GIVEN EXERCISE — Put everything from the start of the items down to the line containing "Give me the", that line included, into a Markdown table with the columns Row and Entry. Number each row, and leave out blank lines and the pictures.

ITEMS —
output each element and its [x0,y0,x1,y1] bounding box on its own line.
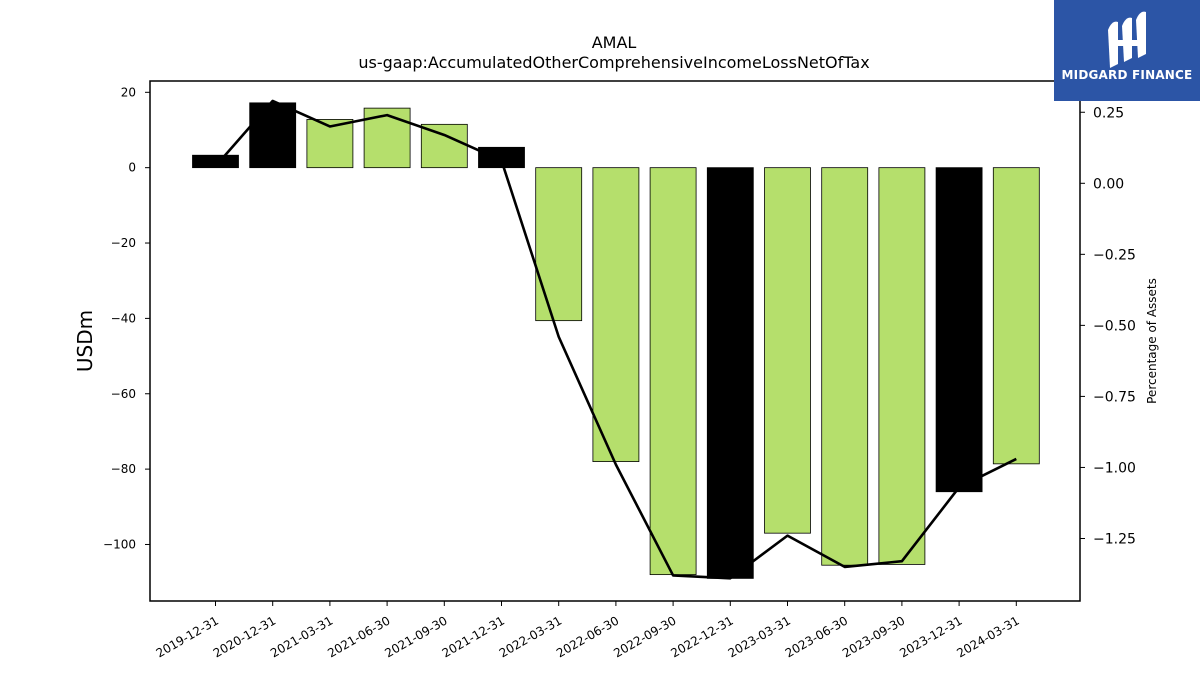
bar-2022-12-31 [706,167,754,579]
x-tick-label: 2023-09-30 [840,613,907,660]
x-tick-label: 2019-12-31 [154,613,221,660]
bar-2023-06-30 [821,167,869,566]
y2-tick-label: 0.25 [1093,105,1124,121]
x-tick-label: 2021-06-30 [325,613,392,660]
bar-2022-06-30 [592,167,640,462]
y-tick-label: −100 [103,537,136,551]
x-tick-label: 2022-12-31 [668,613,735,660]
bar-2023-03-31 [764,167,811,534]
bar-2022-09-30 [649,167,697,576]
y2-tick-label: −0.75 [1093,389,1136,405]
y2-tick-label: −1.00 [1093,460,1136,476]
x-tick-label: 2022-03-31 [497,613,564,660]
bar-2021-12-31 [478,146,525,169]
y2-tick-label: −0.25 [1093,247,1136,263]
bar-2020-12-31 [249,102,297,169]
x-tick-label: 2022-09-30 [611,613,678,660]
y-tick-label: 20 [121,85,136,99]
y-tick-label: −40 [111,311,136,325]
brand-logo: MIDGARD FINANCE [1054,0,1200,101]
bar-2023-12-31 [935,167,983,493]
y2-tick-label: −1.25 [1093,531,1136,547]
y-tick-label: −20 [111,236,136,250]
x-tick-label: 2021-12-31 [440,613,507,660]
y-axis-label: USDm [73,310,97,372]
x-tick-label: 2021-03-31 [268,613,335,660]
plot-frame [149,80,1081,602]
y-tick-label: −80 [111,462,136,476]
y2-tick-label: −0.50 [1093,318,1136,334]
chart-subtitle: us-gaap:AccumulatedOtherComprehensiveInc… [358,53,869,72]
chart-title: AMAL [592,33,637,52]
x-tick-label: 2020-12-31 [211,613,278,660]
x-tick-label: 2023-03-31 [726,613,793,660]
x-tick-label: 2024-03-31 [954,613,1021,660]
y-tick-label: −60 [111,387,136,401]
bar-2023-09-30 [878,167,926,565]
percentage-of-assets-line [214,99,1017,580]
x-tick-label: 2021-09-30 [382,613,449,660]
brand-name: MIDGARD FINANCE [1061,68,1193,82]
bar-2024-03-31 [992,167,1040,465]
y2-tick-label: 0.00 [1093,176,1124,192]
bar-2021-06-30 [363,107,411,169]
bar-2022-03-31 [535,167,583,322]
midgard-logo-icon [1108,11,1146,68]
y2-axis-label: Percentage of Assets [1145,278,1159,404]
bar-2021-09-30 [420,123,468,169]
x-tick-label: 2023-06-30 [783,613,850,660]
x-tick-label: 2023-12-31 [897,613,964,660]
x-tick-label: 2022-06-30 [554,613,621,660]
bar-2019-12-31 [192,154,239,169]
y-tick-label: 0 [128,161,136,175]
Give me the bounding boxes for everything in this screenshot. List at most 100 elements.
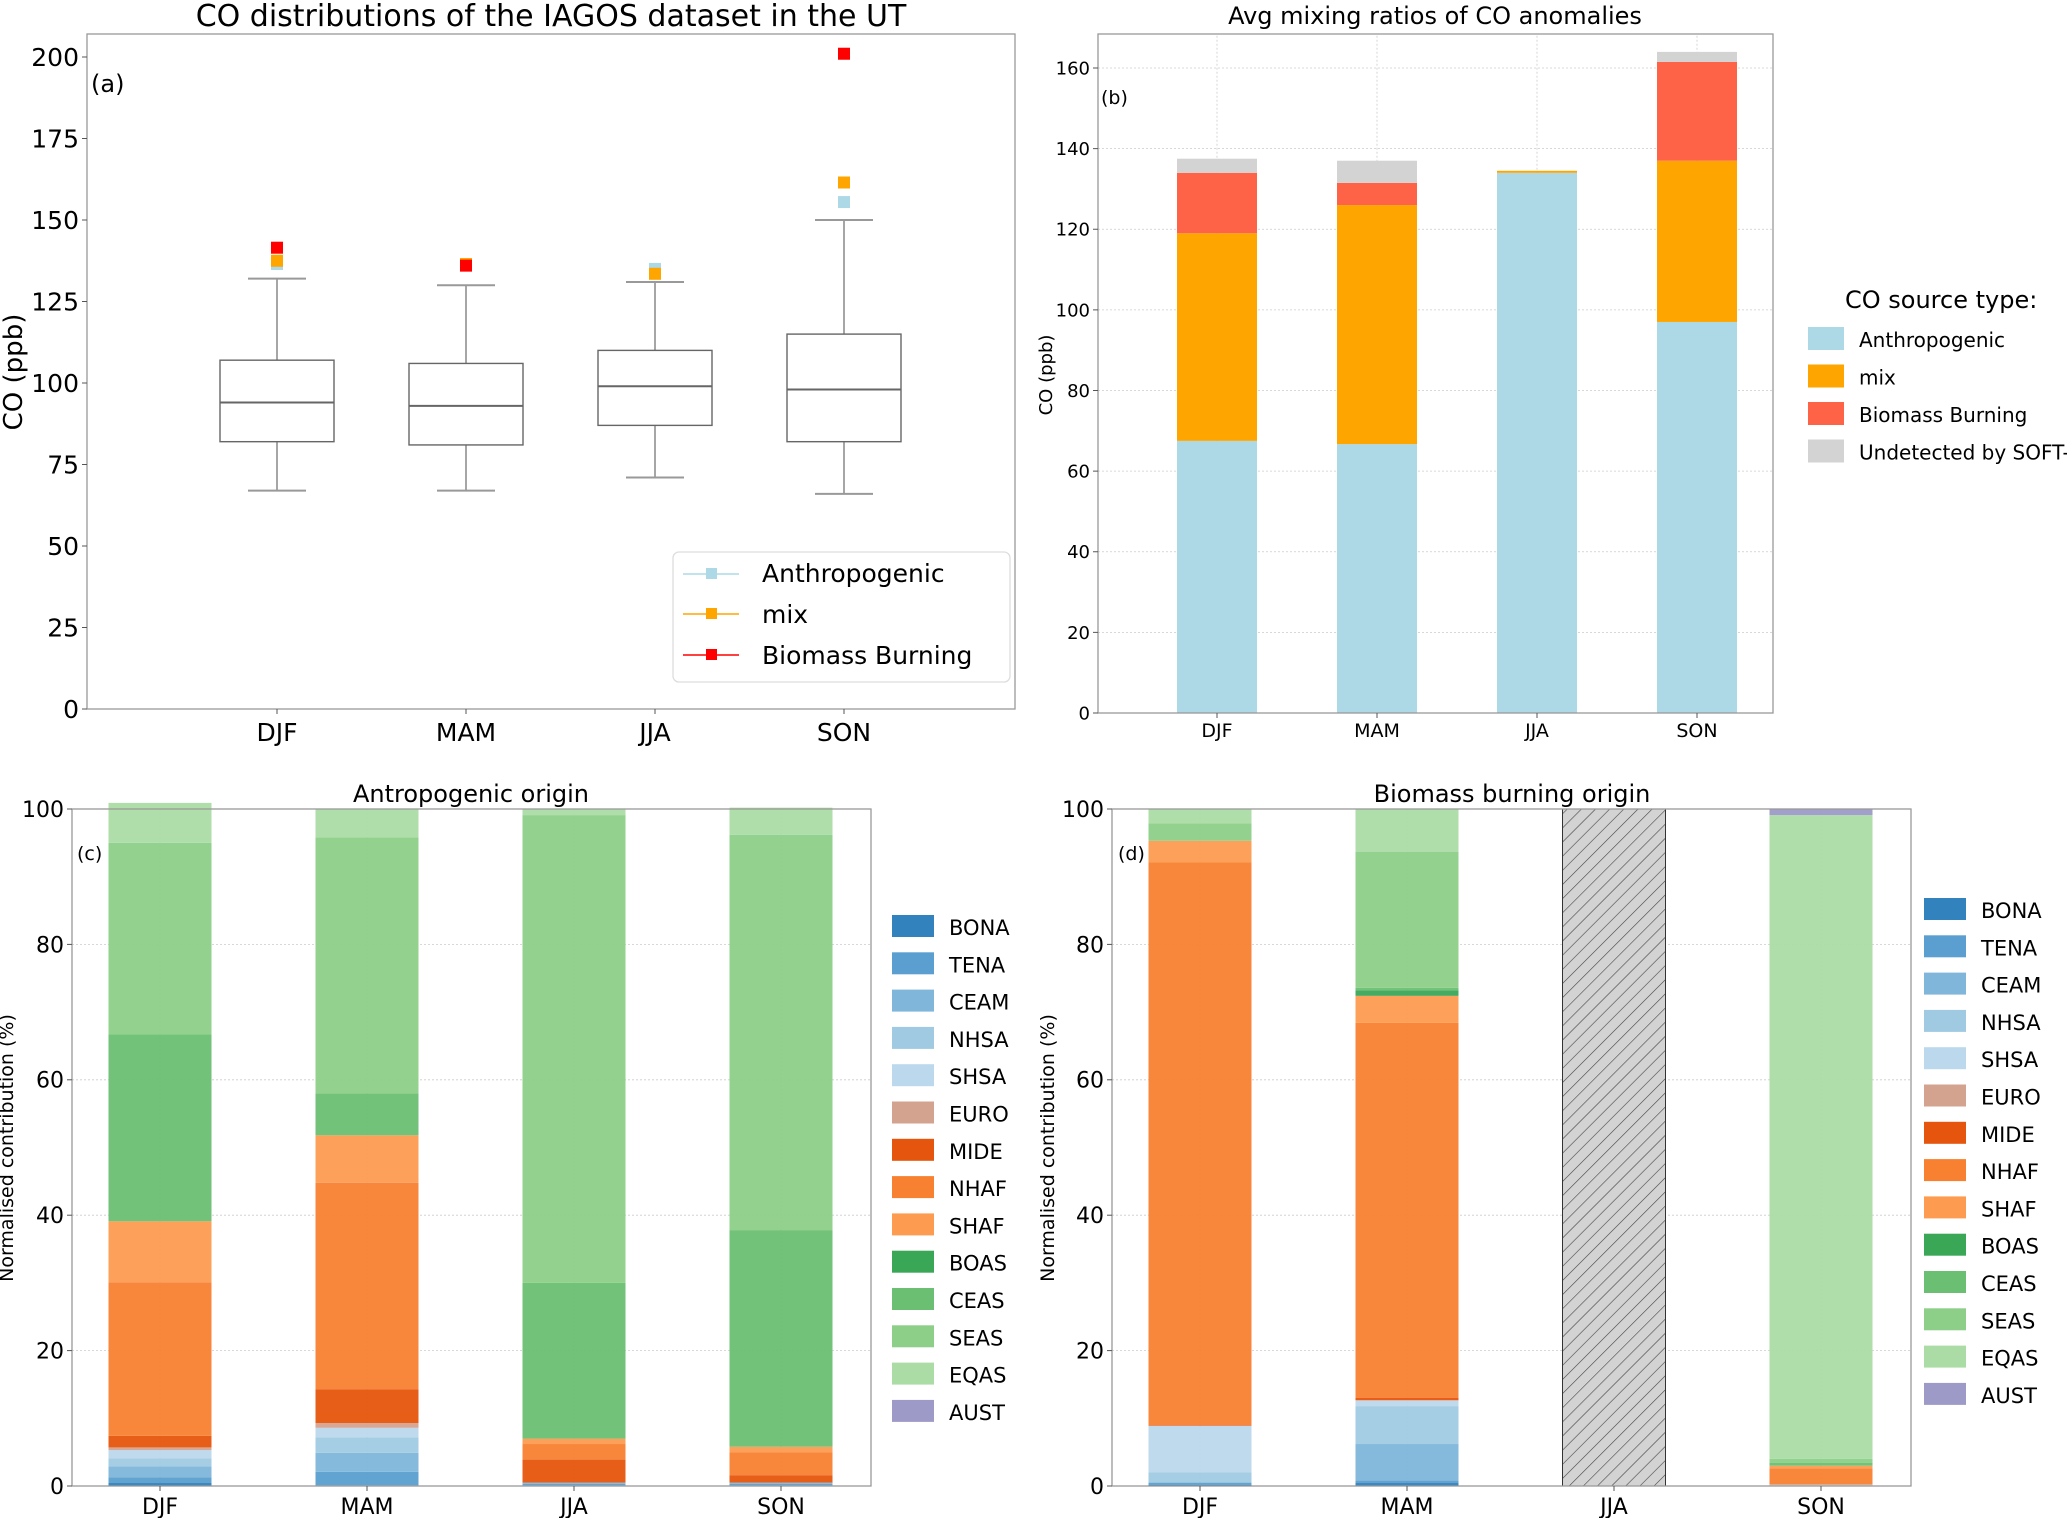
bar-segment-nhaf <box>1769 1468 1873 1485</box>
bar-segment-biomass-burning <box>1337 182 1417 206</box>
bar-segment-ceas <box>729 1230 833 1447</box>
legend-label-ceam: CEAM <box>1981 974 2041 998</box>
bar-segment-aust <box>1769 809 1873 816</box>
bar-segment-mix <box>1657 160 1737 322</box>
bar-segment-nhsa <box>108 1458 212 1467</box>
panel-c-frame <box>71 808 872 1487</box>
bar-segment-biomass-burning <box>1657 61 1737 161</box>
x-tick-label: SON <box>1797 1495 1845 1518</box>
legend-swatch-undetected-by-soft-io <box>1808 439 1844 463</box>
legend-swatch-eqas <box>1924 1345 1966 1368</box>
y-tick-label: 60 <box>36 1069 64 1094</box>
legend-swatch-tena <box>1924 935 1966 958</box>
legend-swatch-ceas <box>1924 1271 1966 1293</box>
y-tick-label: 20 <box>36 1340 64 1365</box>
y-tick-label: 100 <box>1056 300 1090 321</box>
bar-segment-shsa <box>1769 1484 1873 1486</box>
legend-label-nhsa: NHSA <box>1981 1011 2041 1035</box>
y-tick-label: 40 <box>1067 542 1090 563</box>
box-iqr <box>219 359 335 443</box>
bar-segment-mide <box>522 1459 626 1483</box>
legend-swatch-boas <box>892 1250 934 1273</box>
y-tick-label: 175 <box>31 125 79 154</box>
panel-a-ylabel: CO (ppb) <box>0 314 29 431</box>
bar-segment-seas <box>108 842 212 1035</box>
bar-segment-boas <box>1355 990 1459 996</box>
legend-label-aust: AUST <box>1981 1384 2037 1408</box>
bar-segment-biomass-burning <box>1177 172 1257 234</box>
legend-label-anthropogenic: Anthropogenic <box>1859 328 2005 352</box>
bar-segment-mide <box>108 1435 212 1448</box>
x-tick-label: DJF <box>256 718 297 747</box>
y-tick-label: 120 <box>1056 220 1090 241</box>
x-tick-label: SON <box>1676 720 1717 742</box>
panel-b-ylabel: CO (ppb) <box>1036 335 1057 416</box>
y-tick-label: 0 <box>1090 1475 1104 1500</box>
y-tick-label: 100 <box>22 798 64 823</box>
panel-b-title: Avg mixing ratios of CO anomalies <box>1228 2 1642 30</box>
legend-swatch-ceas <box>892 1288 934 1310</box>
bar-segment-shaf <box>1148 840 1252 863</box>
panel-c-stacked-bar: Antropogenic origin (c) Normalised contr… <box>0 780 1010 1518</box>
box-jja <box>597 280 713 479</box>
legend-label-mix: mix <box>1859 366 1896 390</box>
bar-segment-mix <box>1177 233 1257 441</box>
legend-mix-label: mix <box>762 600 808 629</box>
legend-swatch-nhsa <box>892 1026 934 1049</box>
legend-anthropogenic-label: Anthropogenic <box>762 559 945 588</box>
box-son <box>786 219 902 495</box>
outlier-mix <box>838 176 850 189</box>
bar-segment-tena <box>729 1483 833 1486</box>
legend-label-boas: BOAS <box>1981 1235 2039 1259</box>
bar-segment-seas <box>315 837 419 1094</box>
legend-swatch-aust <box>1924 1382 1966 1405</box>
bar-segment-anthropogenic <box>1497 172 1577 713</box>
bar-segment-mix <box>1497 170 1577 173</box>
bar-segment-seas <box>1148 823 1252 841</box>
legend-label-biomass-burning: Biomass Burning <box>1859 403 2027 427</box>
legend-label-mide: MIDE <box>949 1140 1003 1164</box>
bar-segment-shsa <box>1355 1400 1459 1407</box>
panel-b-stacked-bar: Avg mixing ratios of CO anomalies (b) CO… <box>1036 2 2067 742</box>
bar-segment-shaf <box>522 1438 626 1445</box>
x-tick-label: DJF <box>1201 720 1232 742</box>
bar-segment-ceas <box>1769 1462 1873 1466</box>
box-iqr <box>408 362 524 446</box>
legend-swatch-eqas <box>892 1362 934 1385</box>
legend-anthropogenic-marker <box>706 568 717 579</box>
bar-segment-bona <box>1355 1482 1459 1486</box>
legend-swatch-seas <box>1924 1308 1966 1331</box>
x-tick-label: DJF <box>142 1495 178 1518</box>
legend-mix-marker <box>706 608 717 619</box>
bar-segment-ceam <box>522 1482 626 1484</box>
bar-segment-bona <box>1148 1484 1252 1486</box>
legend-swatch-seas <box>892 1325 934 1348</box>
y-tick-label: 0 <box>63 695 79 724</box>
legend-swatch-nhsa <box>1924 1009 1966 1032</box>
legend-swatch-mix <box>1808 364 1844 388</box>
panel-b-label: (b) <box>1101 87 1128 109</box>
y-tick-label: 140 <box>1056 139 1090 160</box>
panel-d-stacked-bar: Biomass burning origin (d) Normalised co… <box>1037 780 2042 1518</box>
legend-label-boas: BOAS <box>949 1252 1007 1276</box>
bar-segment-mide <box>315 1389 419 1424</box>
legend-label-nhaf: NHAF <box>949 1177 1007 1201</box>
legend-swatch-mide <box>1924 1121 1966 1144</box>
bar-segment-euro <box>315 1423 419 1428</box>
legend-swatch-nhaf <box>892 1176 934 1199</box>
bar-segment-nhaf <box>1148 862 1252 1426</box>
legend-label-eqas: EQAS <box>949 1364 1007 1388</box>
bar-segment-nhaf <box>729 1452 833 1476</box>
bar-segment-tena <box>108 1477 212 1483</box>
bar-segment-ceam <box>108 1466 212 1478</box>
bar-segment-shaf <box>108 1221 212 1283</box>
y-tick-label: 100 <box>31 369 79 398</box>
bar-segment-bona <box>108 1482 212 1486</box>
legend-swatch-shsa <box>1924 1047 1966 1070</box>
outlier-mix <box>649 267 661 280</box>
bar-segment-eqas <box>1148 809 1252 824</box>
outlier-biomass-burning <box>838 47 850 60</box>
legend-label-seas: SEAS <box>949 1326 1003 1350</box>
bar-segment-anthropogenic <box>1177 440 1257 713</box>
bar-segment-mix <box>1337 205 1417 445</box>
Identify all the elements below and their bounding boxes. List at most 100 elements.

EXERCISE SOLUTION —
| Row | Entry |
|---|---|
| 1 | output each element and its [x0,y0,x1,y1] bounding box on its own line. |
| 2 | bar-2022-12-31 [706,167,754,579] |
| 3 | x-tick-label: 2023-09-30 [840,613,907,660] |
| 4 | x-tick-label: 2019-12-31 [154,613,221,660] |
| 5 | bar-2023-06-30 [821,167,869,566] |
| 6 | y2-tick-label: 0.25 [1093,105,1124,121] |
| 7 | x-tick-label: 2021-06-30 [325,613,392,660] |
| 8 | bar-2022-06-30 [592,167,640,462] |
| 9 | y-tick-label: −100 [103,537,136,551] |
| 10 | x-tick-label: 2022-12-31 [668,613,735,660] |
| 11 | bar-2023-03-31 [764,167,811,534] |
| 12 | bar-2022-09-30 [649,167,697,576] |
| 13 | y2-tick-label: −0.75 [1093,389,1136,405] |
| 14 | y2-tick-label: −1.00 [1093,460,1136,476] |
| 15 | x-tick-label: 2022-03-31 [497,613,564,660] |
| 16 | bar-2021-12-31 [478,146,525,169] |
| 17 | y2-tick-label: −0.25 [1093,247,1136,263] |
| 18 | bar-2020-12-31 [249,102,297,169] |
| 19 | x-tick-label: 2022-09-30 [611,613,678,660] |
| 20 | y-tick-label: 20 [121,85,136,99] |
| 21 | y-tick-label: −40 [111,311,136,325] |
| 22 | brand-logo: MIDGARD FINANCE [1054,0,1200,101] |
| 23 | bar-2023-12-31 [935,167,983,493] |
| 24 | y2-tick-label: −1.25 [1093,531,1136,547] |
| 25 | y-tick-label: −20 [111,236,136,250] |
| 26 | x-tick-label: 2021-12-31 [440,613,507,660] |
| 27 | y-axis-label: USDm [73,310,97,372] |
| 28 | x-tick-label: 2021-03-31 [268,613,335,660] |
| 29 | plot-frame [149,80,1081,602] |
| 30 | y-tick-label: −80 [111,462,136,476] |
| 31 | y2-tick-label: −0.50 [1093,318,1136,334] |
| 32 | chart-subtitle: us-gaap:AccumulatedOtherComprehensiveInc… [358,53,869,72] |
| 33 | chart-title: AMAL [592,33,637,52] |
| 34 | x-tick-label: 2020-12-31 [211,613,278,660] |
| 35 | x-tick-label: 2023-03-31 [726,613,793,660] |
| 36 | x-tick-label: 2024-03-31 [954,613,1021,660] |
| 37 | y-tick-label: −60 [111,387,136,401] |
| 38 | bar-2023-09-30 [878,167,926,565] |
| 39 | percentage-of-assets-line [214,99,1017,580] |
| 40 | x-tick-label: 2021-09-30 [382,613,449,660] |
| 41 | brand-name: MIDGARD FINANCE [1061,68,1193,82] |
| 42 | bar-2024-03-31 [992,167,1040,465] |
| 43 | y2-tick-label: 0.00 [1093,176,1124,192] |
| 44 | bar-2021-06-30 [363,107,411,169] |
| 45 | bar-2022-03-31 [535,167,583,322] |
| 46 | midgard-logo-icon [1108,11,1146,68] |
| 47 | y2-axis-label: Percentage of Assets [1145,278,1159,404] |
| 48 | bar-2021-09-30 [420,123,468,169] |
| 49 | x-tick-label: 2023-06-30 [783,613,850,660] |
| 50 | x-tick-label: 2023-12-31 [897,613,964,660] |
| 51 | x-tick-label: 2022-06-30 [554,613,621,660] |
| 52 | bar-2019-12-31 [192,154,239,169] |
| 53 | y-tick-label: 0 [128,161,136,175] |
| 54 | Give me the bounding boxes for everything in this screenshot. List at most 100 elements. |